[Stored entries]
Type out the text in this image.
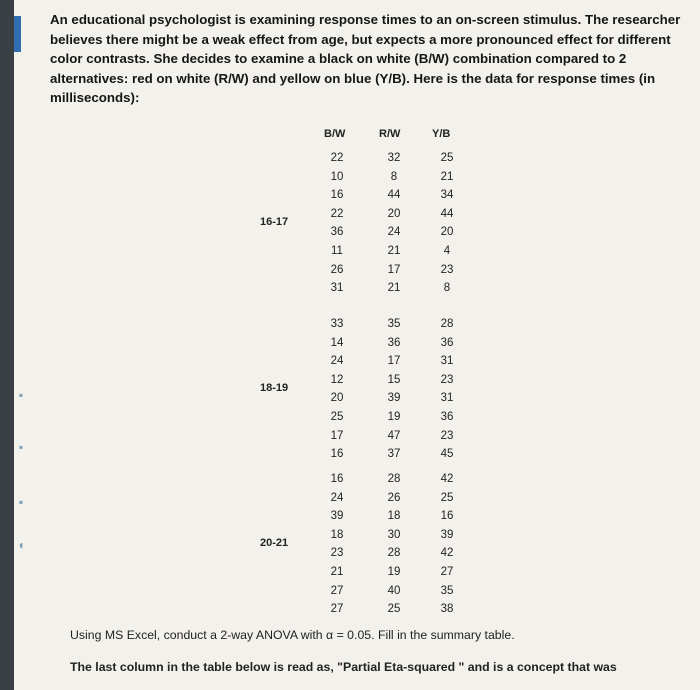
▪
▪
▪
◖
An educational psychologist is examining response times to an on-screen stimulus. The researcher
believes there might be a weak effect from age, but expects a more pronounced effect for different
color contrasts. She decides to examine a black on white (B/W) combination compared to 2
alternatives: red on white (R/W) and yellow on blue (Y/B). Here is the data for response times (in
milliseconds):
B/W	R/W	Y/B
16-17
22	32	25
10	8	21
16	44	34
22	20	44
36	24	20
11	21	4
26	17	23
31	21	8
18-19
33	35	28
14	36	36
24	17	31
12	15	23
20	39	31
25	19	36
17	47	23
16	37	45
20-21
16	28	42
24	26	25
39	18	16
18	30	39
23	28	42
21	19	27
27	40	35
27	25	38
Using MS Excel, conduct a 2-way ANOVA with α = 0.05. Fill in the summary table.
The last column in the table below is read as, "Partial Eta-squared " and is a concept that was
* * *
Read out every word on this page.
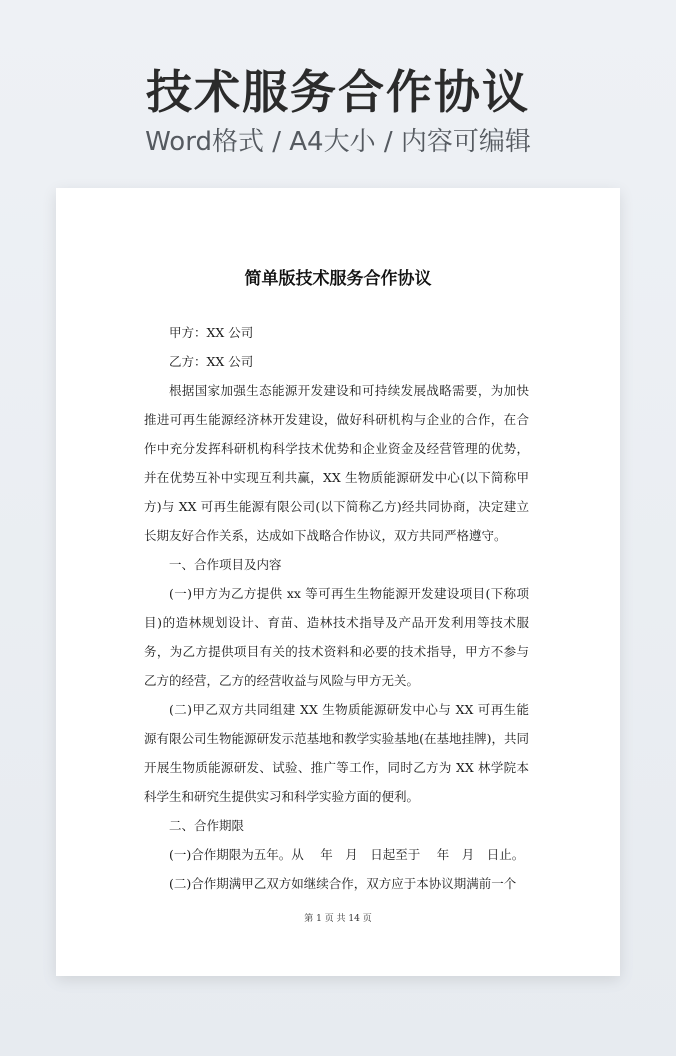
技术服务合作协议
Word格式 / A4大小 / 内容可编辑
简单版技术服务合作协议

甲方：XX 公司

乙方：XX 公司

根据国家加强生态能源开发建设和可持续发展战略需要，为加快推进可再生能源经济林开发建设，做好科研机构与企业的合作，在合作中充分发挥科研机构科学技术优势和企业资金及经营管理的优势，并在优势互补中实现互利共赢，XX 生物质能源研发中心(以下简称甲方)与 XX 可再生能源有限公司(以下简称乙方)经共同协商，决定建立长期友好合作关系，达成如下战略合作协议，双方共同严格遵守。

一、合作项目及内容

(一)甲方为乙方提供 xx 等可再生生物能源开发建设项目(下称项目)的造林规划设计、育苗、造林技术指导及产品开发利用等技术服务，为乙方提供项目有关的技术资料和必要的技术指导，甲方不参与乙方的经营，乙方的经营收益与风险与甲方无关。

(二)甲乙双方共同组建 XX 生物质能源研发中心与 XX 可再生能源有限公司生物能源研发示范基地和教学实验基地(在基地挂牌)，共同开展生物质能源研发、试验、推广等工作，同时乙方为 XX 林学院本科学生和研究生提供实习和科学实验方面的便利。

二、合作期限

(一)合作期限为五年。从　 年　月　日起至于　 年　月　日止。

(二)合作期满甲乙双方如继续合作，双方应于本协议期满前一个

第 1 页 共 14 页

Problem to solve –
Go through the records and pull out each line that includes the word "times".

Task result –
An educational psychologist is examining response times to an on-screen stimulus. The researcher
alternatives: red on white (R/W) and yellow on blue (Y/B). Here is the data for response times (in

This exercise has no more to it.